[Lines of data]
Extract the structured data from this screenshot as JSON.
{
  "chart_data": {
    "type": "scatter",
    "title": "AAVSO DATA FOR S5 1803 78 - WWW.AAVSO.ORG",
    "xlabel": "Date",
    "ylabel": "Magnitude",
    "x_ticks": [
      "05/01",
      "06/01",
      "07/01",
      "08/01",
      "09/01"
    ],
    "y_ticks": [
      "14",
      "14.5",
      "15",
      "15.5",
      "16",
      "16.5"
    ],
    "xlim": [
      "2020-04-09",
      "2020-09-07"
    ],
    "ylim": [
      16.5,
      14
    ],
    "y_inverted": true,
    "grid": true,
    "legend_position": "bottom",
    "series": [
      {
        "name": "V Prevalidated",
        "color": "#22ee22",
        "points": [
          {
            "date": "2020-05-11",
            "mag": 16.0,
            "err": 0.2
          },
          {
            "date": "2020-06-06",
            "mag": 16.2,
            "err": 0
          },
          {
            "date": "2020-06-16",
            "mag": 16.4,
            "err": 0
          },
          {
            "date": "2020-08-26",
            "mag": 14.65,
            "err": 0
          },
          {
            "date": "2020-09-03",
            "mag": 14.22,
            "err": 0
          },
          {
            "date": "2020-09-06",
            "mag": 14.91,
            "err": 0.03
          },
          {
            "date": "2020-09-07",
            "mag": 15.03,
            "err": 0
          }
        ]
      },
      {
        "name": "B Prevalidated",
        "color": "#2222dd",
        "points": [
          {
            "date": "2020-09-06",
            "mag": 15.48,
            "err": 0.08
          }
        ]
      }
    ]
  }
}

• [Work required]:
Reproduce each line of the material above precisely.

• [Solution below]:
Extract the structured data from this screenshot as JSON.
{
  "chart_data": {
    "type": "scatter",
    "title": "AAVSO DATA FOR S5 1803 78 - WWW.AAVSO.ORG",
    "xlabel": "Date",
    "ylabel": "Magnitude",
    "x_ticks": [
      "05/01",
      "06/01",
      "07/01",
      "08/01",
      "09/01"
    ],
    "y_ticks": [
      "14",
      "14.5",
      "15",
      "15.5",
      "16",
      "16.5"
    ],
    "xlim": [
      "2020-04-09",
      "2020-09-07"
    ],
    "ylim": [
      16.5,
      14
    ],
    "y_inverted": true,
    "grid": true,
    "legend_position": "bottom",
    "series": [
      {
        "name": "V Prevalidated",
        "color": "#22ee22",
        "points": [
          {
            "date": "2020-05-11",
            "mag": 16.0,
            "err": 0.2
          },
          {
            "date": "2020-06-06",
            "mag": 16.2,
            "err": 0
          },
          {
            "date": "2020-06-16",
            "mag": 16.4,
            "err": 0
          },
          {
            "date": "2020-08-26",
            "mag": 14.65,
            "err": 0
          },
          {
            "date": "2020-09-03",
            "mag": 14.22,
            "err": 0
          },
          {
            "date": "2020-09-06",
            "mag": 14.91,
            "err": 0.03
          },
          {
            "date": "2020-09-07",
            "mag": 15.03,
            "err": 0
          }
        ]
      },
      {
        "name": "B Prevalidated",
        "color": "#2222dd",
        "points": [
          {
            "date": "2020-09-06",
            "mag": 15.48,
            "err": 0.08
          }
        ]
      }
    ]
  }
}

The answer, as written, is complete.